■ Aim of the task
Set down each line of the material that follows, exactly, with no pictures.

[Dataset items]
------------------------------------------------------------

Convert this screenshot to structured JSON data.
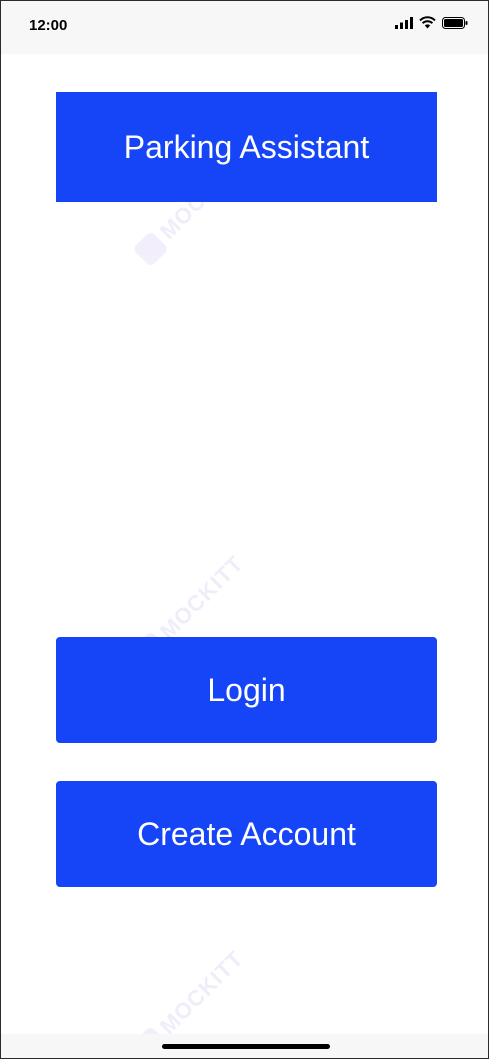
{
  "status_bar": {
    "time": "12:00",
    "icons": [
      "signal-icon",
      "wifi-icon",
      "battery-icon"
    ]
  },
  "header": {
    "title": "Parking Assistant"
  },
  "actions": {
    "login_label": "Login",
    "create_account_label": "Create Account"
  },
  "watermark": {
    "text": "MOCKITT"
  },
  "colors": {
    "primary": "#1545f6",
    "button_text": "#ffffff",
    "status_bar_bg": "#f7f7f7"
  }
}
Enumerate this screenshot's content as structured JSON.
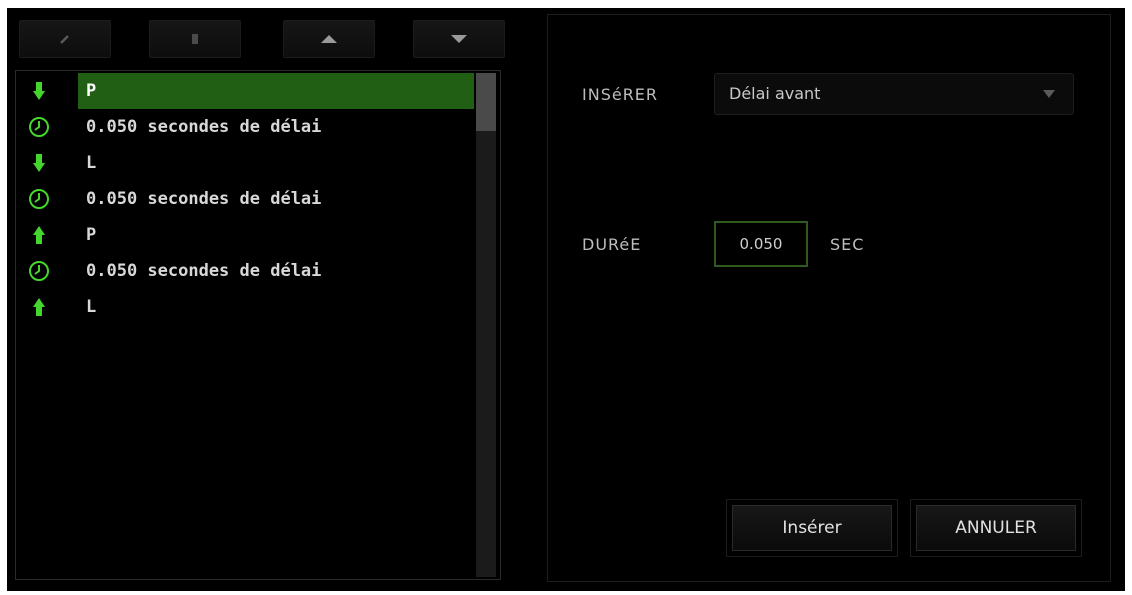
{
  "toolbar": {
    "buttons": [
      {
        "icon": "pencil-icon"
      },
      {
        "icon": "trash-icon"
      },
      {
        "icon": "arrow-up-icon"
      },
      {
        "icon": "arrow-down-icon"
      }
    ]
  },
  "macro_list": {
    "items": [
      {
        "icon": "key-down-arrow-icon",
        "label": "P",
        "selected": true
      },
      {
        "icon": "clock-icon",
        "label": "0.050 secondes de délai"
      },
      {
        "icon": "key-down-arrow-icon",
        "label": "L"
      },
      {
        "icon": "clock-icon",
        "label": "0.050 secondes de délai"
      },
      {
        "icon": "key-up-arrow-icon",
        "label": "P"
      },
      {
        "icon": "clock-icon",
        "label": "0.050 secondes de délai"
      },
      {
        "icon": "key-up-arrow-icon",
        "label": "L"
      }
    ]
  },
  "form": {
    "insert_label": "INSéRER",
    "insert_select_value": "Délai avant",
    "duration_label": "DURéE",
    "duration_value": "0.050",
    "duration_unit": "SEC",
    "insert_button": "Insérer",
    "cancel_button": "ANNULER"
  },
  "colors": {
    "accent_green": "#44d62c",
    "selected_row": "#205f14",
    "input_border": "#2f5a1f"
  }
}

------------------------------------------------------------

■ Finished answer
Convert this screenshot to structured JSON data.
{
  "status_bar": {
    "time": "12:00",
    "icons": [
      "signal-icon",
      "wifi-icon",
      "battery-icon"
    ]
  },
  "header": {
    "title": "Parking Assistant"
  },
  "actions": {
    "login_label": "Login",
    "create_account_label": "Create Account"
  },
  "watermark": {
    "text": "MOCKITT"
  },
  "colors": {
    "primary": "#1545f6",
    "button_text": "#ffffff",
    "status_bar_bg": "#f7f7f7"
  }
}
Enumerate this screenshot's content as structured JSON.
{
  "toolbar": {
    "buttons": [
      {
        "icon": "pencil-icon"
      },
      {
        "icon": "trash-icon"
      },
      {
        "icon": "arrow-up-icon"
      },
      {
        "icon": "arrow-down-icon"
      }
    ]
  },
  "macro_list": {
    "items": [
      {
        "icon": "key-down-arrow-icon",
        "label": "P",
        "selected": true
      },
      {
        "icon": "clock-icon",
        "label": "0.050 secondes de délai"
      },
      {
        "icon": "key-down-arrow-icon",
        "label": "L"
      },
      {
        "icon": "clock-icon",
        "label": "0.050 secondes de délai"
      },
      {
        "icon": "key-up-arrow-icon",
        "label": "P"
      },
      {
        "icon": "clock-icon",
        "label": "0.050 secondes de délai"
      },
      {
        "icon": "key-up-arrow-icon",
        "label": "L"
      }
    ]
  },
  "form": {
    "insert_label": "INSéRER",
    "insert_select_value": "Délai avant",
    "duration_label": "DURéE",
    "duration_value": "0.050",
    "duration_unit": "SEC",
    "insert_button": "Insérer",
    "cancel_button": "ANNULER"
  },
  "colors": {
    "accent_green": "#44d62c",
    "selected_row": "#205f14",
    "input_border": "#2f5a1f"
  }
}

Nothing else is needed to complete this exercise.